STATED TASK 1:
In the antenna device excerpt, in which part of tablet terminal 300 may antenna device 310 be disposed?

SOURCE EXTRACT:
Next, application examples of antenna device 310 according to the present exemplary embodiment will be described with reference to Figs. 7 and 8. Figs. 7 and 8 are respectively schematic diagrams illustrating application examples of antenna device 310 according to the present exemplary embodiment to tablet terminal 300 and laptop computer 301.
As illustrated in Figs. 7 and 8, antenna device 310 according to the present exemplary embodiment can be applied to tablet terminal 300, laptop computer 301, and the like.
As illustrated in Fig. 7, antenna device 310 is disposed inside tablet terminal 300. It is not particularly limited where to dispose antenna device 310 in tablet terminal 300, and antenna device 310 may be disposed in a bezel portion of tablet terminal 300 as illustrated in Fig. 7.
As illustrated in Fig. 8, antenna device 310 is disposed inside laptop computer 301. It is not particularly limited where to dispose antenna device 310 in laptop computer 301, and antenna device 310 may be disposed in a bezel portion of a display of laptop computer 301 as illustrated in Fig. 8.

INPUT ROWS:
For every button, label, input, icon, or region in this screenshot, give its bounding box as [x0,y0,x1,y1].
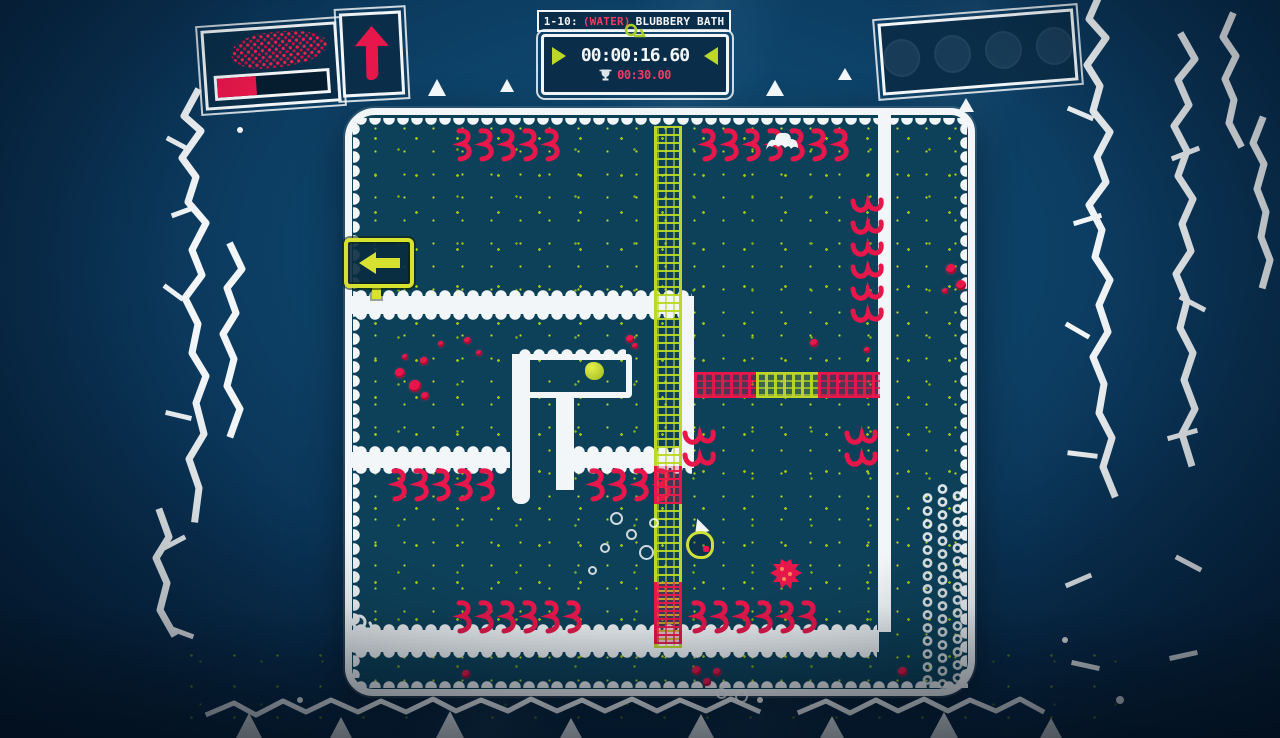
level-title-bar: 1-10: (WATER) BLUBBERY BATH [537,10,731,32]
berry [898,667,907,676]
mid-ledge-left [352,452,510,468]
bubble [735,690,748,703]
bubble [588,566,597,575]
vine-ladder [654,126,682,648]
berry [626,335,634,343]
berry [810,339,818,347]
bubble-chain [922,492,933,688]
berry [409,380,421,392]
berry [464,337,471,344]
maze-tunnel-box [512,354,632,398]
game-screen: 1-10: (WATER) BLUBBERY BATH 00:00:16.60 [0,0,1280,738]
red-dither-blob-icon [229,26,328,72]
timer-panel: 00:00:16.60 00:30.00 [541,34,729,95]
world-tag: (WATER) [583,15,631,28]
floor-spike-row [690,600,822,634]
green-jelly-item [585,362,604,380]
urchin-enemy [768,558,804,590]
hazard-segment [818,372,880,398]
capacity-meter [214,68,331,101]
safe-segment [756,372,818,398]
berry [438,341,444,347]
floor-spike-row [455,600,587,634]
berry [420,357,428,365]
snail-decoration [350,612,376,632]
berry [632,343,638,349]
berry [956,280,966,290]
hanging-spike-row [390,468,500,502]
bubble [716,688,727,699]
berry [864,347,870,353]
berry [692,666,701,675]
slot [1034,26,1074,67]
ceiling-spike-row [455,128,565,162]
berry [421,392,429,400]
slot [882,38,922,79]
wall-spike-strip [842,428,878,472]
left-wall-scallops [353,122,362,678]
wall-spike-strip [680,428,716,472]
bubble [626,529,637,540]
snail-icon [623,22,647,39]
boost-panel [339,10,405,97]
crab-decoration [762,128,798,154]
player-character [686,520,716,558]
berry [946,264,956,274]
berry [395,368,405,378]
left-arrow-sign-icon [359,252,400,274]
direction-sign [344,238,414,288]
slot-row [877,8,1078,95]
bubble-chain [937,483,948,691]
wall-spike-strip [848,196,884,328]
bubble-chain [952,490,963,688]
capacity-panel [200,21,341,110]
maze-column-left [512,354,530,504]
berry [402,354,408,360]
hazard-segment [694,372,756,398]
berry [942,288,948,294]
bubble [639,545,654,560]
slot [933,34,973,75]
upper-ledge [352,296,694,314]
ladder-hazard-segment [654,582,682,644]
level-number: 1-10: [544,15,578,28]
timer-current: 00:00:16.60 [581,45,689,66]
timer-target: 00:30.00 [617,68,671,82]
player-dot [703,546,709,552]
floor-scallops [354,679,968,688]
ladder-hazard-segment [654,466,682,504]
trophy-icon [599,68,612,82]
next-triangle-icon[interactable] [704,47,718,65]
slot [983,30,1023,71]
hud-meter-fill [217,76,257,98]
prev-triangle-icon[interactable] [552,47,566,65]
level-name: BLUBBERY BATH [636,15,725,28]
berry [462,670,470,678]
bubble [649,518,659,528]
berry [476,350,482,356]
bubble [610,512,623,525]
bubble [600,543,610,553]
berry [713,668,721,676]
berry [703,678,711,686]
up-arrow-icon [355,26,390,83]
horizontal-bridge [694,372,880,398]
player-body [686,531,714,559]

STATED TASK 2:
Reproduce word for word the lines of the records from the line with "level-title-bar: 1-10: (WATER)" to the line with "berry [810,339,818,347]", including both of those lines.

RESPONSE 1:
In a bezel portion of tablet terminal 300.

RESPONSE 2:
level-title-bar: 1-10: (WATER) BLUBBERY BATH [537,10,731,32]
berry [898,667,907,676]
mid-ledge-left [352,452,510,468]
bubble [735,690,748,703]
bubble [588,566,597,575]
vine-ladder [654,126,682,648]
berry [626,335,634,343]
berry [810,339,818,347]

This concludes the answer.